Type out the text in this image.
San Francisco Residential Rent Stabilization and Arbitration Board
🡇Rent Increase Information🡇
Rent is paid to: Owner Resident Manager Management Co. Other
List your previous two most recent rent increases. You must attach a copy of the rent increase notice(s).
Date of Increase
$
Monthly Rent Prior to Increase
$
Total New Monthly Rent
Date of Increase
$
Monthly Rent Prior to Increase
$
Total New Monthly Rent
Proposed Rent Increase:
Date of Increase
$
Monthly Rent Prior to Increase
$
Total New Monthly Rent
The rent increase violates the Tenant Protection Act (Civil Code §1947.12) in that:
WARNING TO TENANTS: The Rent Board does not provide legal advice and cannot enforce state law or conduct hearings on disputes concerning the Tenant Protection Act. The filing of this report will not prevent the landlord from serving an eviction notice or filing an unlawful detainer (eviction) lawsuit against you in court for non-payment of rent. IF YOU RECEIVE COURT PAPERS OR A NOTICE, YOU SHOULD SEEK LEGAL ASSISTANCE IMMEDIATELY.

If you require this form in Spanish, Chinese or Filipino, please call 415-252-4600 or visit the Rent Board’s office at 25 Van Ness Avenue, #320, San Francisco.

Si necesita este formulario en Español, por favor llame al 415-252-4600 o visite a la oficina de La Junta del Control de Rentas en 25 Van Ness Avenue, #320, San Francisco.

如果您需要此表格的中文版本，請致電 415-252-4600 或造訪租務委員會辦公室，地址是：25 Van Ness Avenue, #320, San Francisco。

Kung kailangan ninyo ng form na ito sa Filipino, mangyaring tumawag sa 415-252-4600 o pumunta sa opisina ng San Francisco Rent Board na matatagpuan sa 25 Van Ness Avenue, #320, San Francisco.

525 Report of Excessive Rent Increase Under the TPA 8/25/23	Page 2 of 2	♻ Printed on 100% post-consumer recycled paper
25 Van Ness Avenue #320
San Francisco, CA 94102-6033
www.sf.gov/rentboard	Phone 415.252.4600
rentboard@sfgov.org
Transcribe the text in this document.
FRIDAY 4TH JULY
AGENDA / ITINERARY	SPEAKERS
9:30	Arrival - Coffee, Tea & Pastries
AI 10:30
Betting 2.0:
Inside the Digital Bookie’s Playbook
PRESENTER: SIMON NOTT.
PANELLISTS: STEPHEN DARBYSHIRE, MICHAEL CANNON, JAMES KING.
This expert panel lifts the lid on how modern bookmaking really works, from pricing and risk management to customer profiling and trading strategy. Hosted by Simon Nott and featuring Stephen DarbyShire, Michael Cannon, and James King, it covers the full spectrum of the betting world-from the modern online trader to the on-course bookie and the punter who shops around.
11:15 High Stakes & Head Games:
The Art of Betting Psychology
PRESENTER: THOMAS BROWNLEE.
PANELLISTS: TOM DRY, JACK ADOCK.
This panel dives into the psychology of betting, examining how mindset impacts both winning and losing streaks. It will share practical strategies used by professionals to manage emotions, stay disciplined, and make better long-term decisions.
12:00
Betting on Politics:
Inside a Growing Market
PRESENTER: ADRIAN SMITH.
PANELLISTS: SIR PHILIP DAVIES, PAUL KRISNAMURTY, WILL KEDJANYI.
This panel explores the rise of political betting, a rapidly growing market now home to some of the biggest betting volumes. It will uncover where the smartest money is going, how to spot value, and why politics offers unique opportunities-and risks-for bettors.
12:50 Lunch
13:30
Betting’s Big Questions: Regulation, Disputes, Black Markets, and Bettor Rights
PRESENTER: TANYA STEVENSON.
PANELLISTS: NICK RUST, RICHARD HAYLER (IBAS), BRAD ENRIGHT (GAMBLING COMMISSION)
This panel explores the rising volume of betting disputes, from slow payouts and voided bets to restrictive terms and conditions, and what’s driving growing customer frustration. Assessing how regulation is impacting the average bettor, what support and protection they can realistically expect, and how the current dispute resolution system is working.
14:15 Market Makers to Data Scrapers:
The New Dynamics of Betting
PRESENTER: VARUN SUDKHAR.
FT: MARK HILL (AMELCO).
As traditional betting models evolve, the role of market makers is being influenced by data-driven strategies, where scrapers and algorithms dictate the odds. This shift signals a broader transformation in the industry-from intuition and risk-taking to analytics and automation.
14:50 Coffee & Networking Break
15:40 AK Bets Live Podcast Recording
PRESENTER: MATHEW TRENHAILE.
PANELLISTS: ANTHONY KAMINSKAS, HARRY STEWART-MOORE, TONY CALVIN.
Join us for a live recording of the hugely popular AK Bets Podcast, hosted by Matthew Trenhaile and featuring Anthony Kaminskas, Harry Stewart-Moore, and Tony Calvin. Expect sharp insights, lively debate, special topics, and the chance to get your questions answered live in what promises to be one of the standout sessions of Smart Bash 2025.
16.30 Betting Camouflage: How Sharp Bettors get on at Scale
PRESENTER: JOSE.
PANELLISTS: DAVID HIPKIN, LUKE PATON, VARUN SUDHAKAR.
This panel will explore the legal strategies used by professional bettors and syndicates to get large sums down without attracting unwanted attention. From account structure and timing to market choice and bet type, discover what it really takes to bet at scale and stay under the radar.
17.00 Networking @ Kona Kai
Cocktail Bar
####
- _Instructions for the task_: Repeat the data in its entirety, character for character.

- _Response below_:
Type out the text in this image.
San Francisco Residential Rent Stabilization and Arbitration Board
🡇Rent Increase Information🡇
Rent is paid to: Owner Resident Manager Management Co. Other
List your previous two most recent rent increases. You must attach a copy of the rent increase notice(s).
Date of Increase
$
Monthly Rent Prior to Increase
$
Total New Monthly Rent
Date of Increase
$
Monthly Rent Prior to Increase
$
Total New Monthly Rent
Proposed Rent Increase:
Date of Increase
$
Monthly Rent Prior to Increase
$
Total New Monthly Rent
The rent increase violates the Tenant Protection Act (Civil Code §1947.12) in that:
WARNING TO TENANTS: The Rent Board does not provide legal advice and cannot enforce state law or conduct hearings on disputes concerning the Tenant Protection Act. The filing of this report will not prevent the landlord from serving an eviction notice or filing an unlawful detainer (eviction) lawsuit against you in court for non-payment of rent. IF YOU RECEIVE COURT PAPERS OR A NOTICE, YOU SHOULD SEEK LEGAL ASSISTANCE IMMEDIATELY.

If you require this form in Spanish, Chinese or Filipino, please call 415-252-4600 or visit the Rent Board’s office at 25 Van Ness Avenue, #320, San Francisco.

Si necesita este formulario en Español, por favor llame al 415-252-4600 o visite a la oficina de La Junta del Control de Rentas en 25 Van Ness Avenue, #320, San Francisco.

如果您需要此表格的中文版本，請致電 415-252-4600 或造訪租務委員會辦公室，地址是：25 Van Ness Avenue, #320, San Francisco。

Kung kailangan ninyo ng form na ito sa Filipino, mangyaring tumawag sa 415-252-4600 o pumunta sa opisina ng San Francisco Rent Board na matatagpuan sa 25 Van Ness Avenue, #320, San Francisco.

525 Report of Excessive Rent Increase Under the TPA 8/25/23	Page 2 of 2	♻ Printed on 100% post-consumer recycled paper
25 Van Ness Avenue #320
San Francisco, CA 94102-6033
www.sf.gov/rentboard	Phone 415.252.4600
rentboard@sfgov.org
Transcribe the text in this document.
FRIDAY 4TH JULY
AGENDA / ITINERARY	SPEAKERS
9:30	Arrival - Coffee, Tea & Pastries
AI 10:30
Betting 2.0:
Inside the Digital Bookie’s Playbook
PRESENTER: SIMON NOTT.
PANELLISTS: STEPHEN DARBYSHIRE, MICHAEL CANNON, JAMES KING.
This expert panel lifts the lid on how modern bookmaking really works, from pricing and risk management to customer profiling and trading strategy. Hosted by Simon Nott and featuring Stephen DarbyShire, Michael Cannon, and James King, it covers the full spectrum of the betting world-from the modern online trader to the on-course bookie and the punter who shops around.
11:15 High Stakes & Head Games:
The Art of Betting Psychology
PRESENTER: THOMAS BROWNLEE.
PANELLISTS: TOM DRY, JACK ADOCK.
This panel dives into the psychology of betting, examining how mindset impacts both winning and losing streaks. It will share practical strategies used by professionals to manage emotions, stay disciplined, and make better long-term decisions.
12:00
Betting on Politics:
Inside a Growing Market
PRESENTER: ADRIAN SMITH.
PANELLISTS: SIR PHILIP DAVIES, PAUL KRISNAMURTY, WILL KEDJANYI.
This panel explores the rise of political betting, a rapidly growing market now home to some of the biggest betting volumes. It will uncover where the smartest money is going, how to spot value, and why politics offers unique opportunities-and risks-for bettors.
12:50 Lunch
13:30
Betting’s Big Questions: Regulation, Disputes, Black Markets, and Bettor Rights
PRESENTER: TANYA STEVENSON.
PANELLISTS: NICK RUST, RICHARD HAYLER (IBAS), BRAD ENRIGHT (GAMBLING COMMISSION)
This panel explores the rising volume of betting disputes, from slow payouts and voided bets to restrictive terms and conditions, and what’s driving growing customer frustration. Assessing how regulation is impacting the average bettor, what support and protection they can realistically expect, and how the current dispute resolution system is working.
14:15 Market Makers to Data Scrapers:
The New Dynamics of Betting
PRESENTER: VARUN SUDKHAR.
FT: MARK HILL (AMELCO).
As traditional betting models evolve, the role of market makers is being influenced by data-driven strategies, where scrapers and algorithms dictate the odds. This shift signals a broader transformation in the industry-from intuition and risk-taking to analytics and automation.
14:50 Coffee & Networking Break
15:40 AK Bets Live Podcast Recording
PRESENTER: MATHEW TRENHAILE.
PANELLISTS: ANTHONY KAMINSKAS, HARRY STEWART-MOORE, TONY CALVIN.
Join us for a live recording of the hugely popular AK Bets Podcast, hosted by Matthew Trenhaile and featuring Anthony Kaminskas, Harry Stewart-Moore, and Tony Calvin. Expect sharp insights, lively debate, special topics, and the chance to get your questions answered live in what promises to be one of the standout sessions of Smart Bash 2025.
16.30 Betting Camouflage: How Sharp Bettors get on at Scale
PRESENTER: JOSE.
PANELLISTS: DAVID HIPKIN, LUKE PATON, VARUN SUDHAKAR.
This panel will explore the legal strategies used by professional bettors and syndicates to get large sums down without attracting unwanted attention. From account structure and timing to market choice and bet type, discover what it really takes to bet at scale and stay under the radar.
17.00 Networking @ Kona Kai
Cocktail Bar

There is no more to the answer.